What is asked – Go through the data and copy every line exactly, but not the images.
--- Begin ---
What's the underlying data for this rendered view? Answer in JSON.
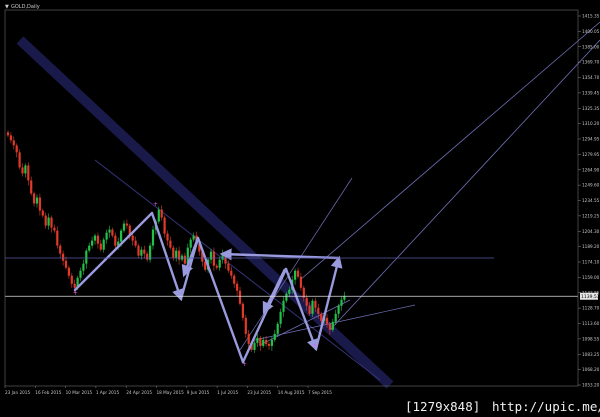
{
  "window": {
    "title": "GOLD,Daily",
    "menu_glyph": "▼"
  },
  "colors": {
    "background": "#000000",
    "bull": "#22c24a",
    "bear": "#e23a2a",
    "pattern": "#9a9adf",
    "trendline": "#34347a",
    "grid": "#dcdcdc"
  },
  "price_axis": {
    "current_price": "1139.53",
    "ticks": [
      "1415.35",
      "1400.05",
      "1385.00",
      "1369.70",
      "1354.70",
      "1339.45",
      "1325.35",
      "1310.20",
      "1294.95",
      "1279.95",
      "1264.90",
      "1249.60",
      "1234.55",
      "1219.25",
      "1204.30",
      "1189.20",
      "1174.10",
      "1159.00",
      "1143.85",
      "1128.70",
      "1113.60",
      "1098.55",
      "1083.25",
      "1068.20",
      "1053.20"
    ]
  },
  "time_axis": {
    "ticks": [
      "23 Jan 2015",
      "16 Feb 2015",
      "10 Mar 2015",
      "1 Apr 2015",
      "24 Apr 2015",
      "18 May 2015",
      "9 Jun 2015",
      "1 Jul 2015",
      "23 Jul 2015",
      "14 Aug 2015",
      "7 Sep 2015"
    ]
  },
  "footer": {
    "resolution": "[1279x848]",
    "site": "http://upic.me/"
  },
  "chart_data": {
    "type": "candlestick",
    "title": "GOLD,Daily",
    "timeframe": "Daily",
    "current_price": 1139.53,
    "ylim": [
      1050,
      1425
    ],
    "x": [
      "23 Jan 2015",
      "16 Feb 2015",
      "10 Mar 2015",
      "1 Apr 2015",
      "24 Apr 2015",
      "18 May 2015",
      "9 Jun 2015",
      "1 Jul 2015",
      "23 Jul 2015",
      "14 Aug 2015",
      "7 Sep 2015"
    ],
    "closes": [
      1300,
      1295,
      1290,
      1283,
      1268,
      1262,
      1270,
      1255,
      1242,
      1232,
      1238,
      1225,
      1220,
      1210,
      1218,
      1208,
      1205,
      1190,
      1182,
      1175,
      1168,
      1160,
      1152,
      1148,
      1158,
      1165,
      1172,
      1185,
      1190,
      1195,
      1200,
      1192,
      1186,
      1196,
      1203,
      1206,
      1200,
      1190,
      1194,
      1205,
      1212,
      1210,
      1200,
      1195,
      1190,
      1180,
      1186,
      1182,
      1176,
      1190,
      1206,
      1214,
      1226,
      1218,
      1202,
      1195,
      1188,
      1178,
      1185,
      1176,
      1180,
      1172,
      1188,
      1196,
      1200,
      1192,
      1184,
      1174,
      1166,
      1176,
      1184,
      1170,
      1168,
      1176,
      1182,
      1172,
      1165,
      1160,
      1152,
      1145,
      1132,
      1118,
      1102,
      1092,
      1086,
      1093,
      1098,
      1090,
      1096,
      1092,
      1090,
      1096,
      1102,
      1112,
      1124,
      1135,
      1142,
      1146,
      1156,
      1165,
      1159,
      1148,
      1138,
      1130,
      1122,
      1135,
      1128,
      1122,
      1115,
      1118,
      1112,
      1106,
      1114,
      1122,
      1130,
      1136,
      1140
    ],
    "pivots": [
      "11 Mar 2015",
      "18 May 2015",
      "5 Jun 2015",
      "17 Jun 2015",
      "24 Jul 2015",
      "24 Aug 2015",
      "11 Sep 2015"
    ],
    "horizontal_levels": [
      1180,
      1139.53
    ]
  }
}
--- End ---
Written response –
What's the underlying data for this rendered view? Answer in JSON.
{
  "window": {
    "title": "GOLD,Daily",
    "menu_glyph": "▼"
  },
  "colors": {
    "background": "#000000",
    "bull": "#22c24a",
    "bear": "#e23a2a",
    "pattern": "#9a9adf",
    "trendline": "#34347a",
    "grid": "#dcdcdc"
  },
  "price_axis": {
    "current_price": "1139.53",
    "ticks": [
      "1415.35",
      "1400.05",
      "1385.00",
      "1369.70",
      "1354.70",
      "1339.45",
      "1325.35",
      "1310.20",
      "1294.95",
      "1279.95",
      "1264.90",
      "1249.60",
      "1234.55",
      "1219.25",
      "1204.30",
      "1189.20",
      "1174.10",
      "1159.00",
      "1143.85",
      "1128.70",
      "1113.60",
      "1098.55",
      "1083.25",
      "1068.20",
      "1053.20"
    ]
  },
  "time_axis": {
    "ticks": [
      "23 Jan 2015",
      "16 Feb 2015",
      "10 Mar 2015",
      "1 Apr 2015",
      "24 Apr 2015",
      "18 May 2015",
      "9 Jun 2015",
      "1 Jul 2015",
      "23 Jul 2015",
      "14 Aug 2015",
      "7 Sep 2015"
    ]
  },
  "footer": {
    "resolution": "[1279x848]",
    "site": "http://upic.me/"
  },
  "chart_data": {
    "type": "candlestick",
    "title": "GOLD,Daily",
    "timeframe": "Daily",
    "current_price": 1139.53,
    "ylim": [
      1050,
      1425
    ],
    "x": [
      "23 Jan 2015",
      "16 Feb 2015",
      "10 Mar 2015",
      "1 Apr 2015",
      "24 Apr 2015",
      "18 May 2015",
      "9 Jun 2015",
      "1 Jul 2015",
      "23 Jul 2015",
      "14 Aug 2015",
      "7 Sep 2015"
    ],
    "closes": [
      1300,
      1295,
      1290,
      1283,
      1268,
      1262,
      1270,
      1255,
      1242,
      1232,
      1238,
      1225,
      1220,
      1210,
      1218,
      1208,
      1205,
      1190,
      1182,
      1175,
      1168,
      1160,
      1152,
      1148,
      1158,
      1165,
      1172,
      1185,
      1190,
      1195,
      1200,
      1192,
      1186,
      1196,
      1203,
      1206,
      1200,
      1190,
      1194,
      1205,
      1212,
      1210,
      1200,
      1195,
      1190,
      1180,
      1186,
      1182,
      1176,
      1190,
      1206,
      1214,
      1226,
      1218,
      1202,
      1195,
      1188,
      1178,
      1185,
      1176,
      1180,
      1172,
      1188,
      1196,
      1200,
      1192,
      1184,
      1174,
      1166,
      1176,
      1184,
      1170,
      1168,
      1176,
      1182,
      1172,
      1165,
      1160,
      1152,
      1145,
      1132,
      1118,
      1102,
      1092,
      1086,
      1093,
      1098,
      1090,
      1096,
      1092,
      1090,
      1096,
      1102,
      1112,
      1124,
      1135,
      1142,
      1146,
      1156,
      1165,
      1159,
      1148,
      1138,
      1130,
      1122,
      1135,
      1128,
      1122,
      1115,
      1118,
      1112,
      1106,
      1114,
      1122,
      1130,
      1136,
      1140
    ],
    "pivots": [
      "11 Mar 2015",
      "18 May 2015",
      "5 Jun 2015",
      "17 Jun 2015",
      "24 Jul 2015",
      "24 Aug 2015",
      "11 Sep 2015"
    ],
    "horizontal_levels": [
      1180,
      1139.53
    ]
  }
}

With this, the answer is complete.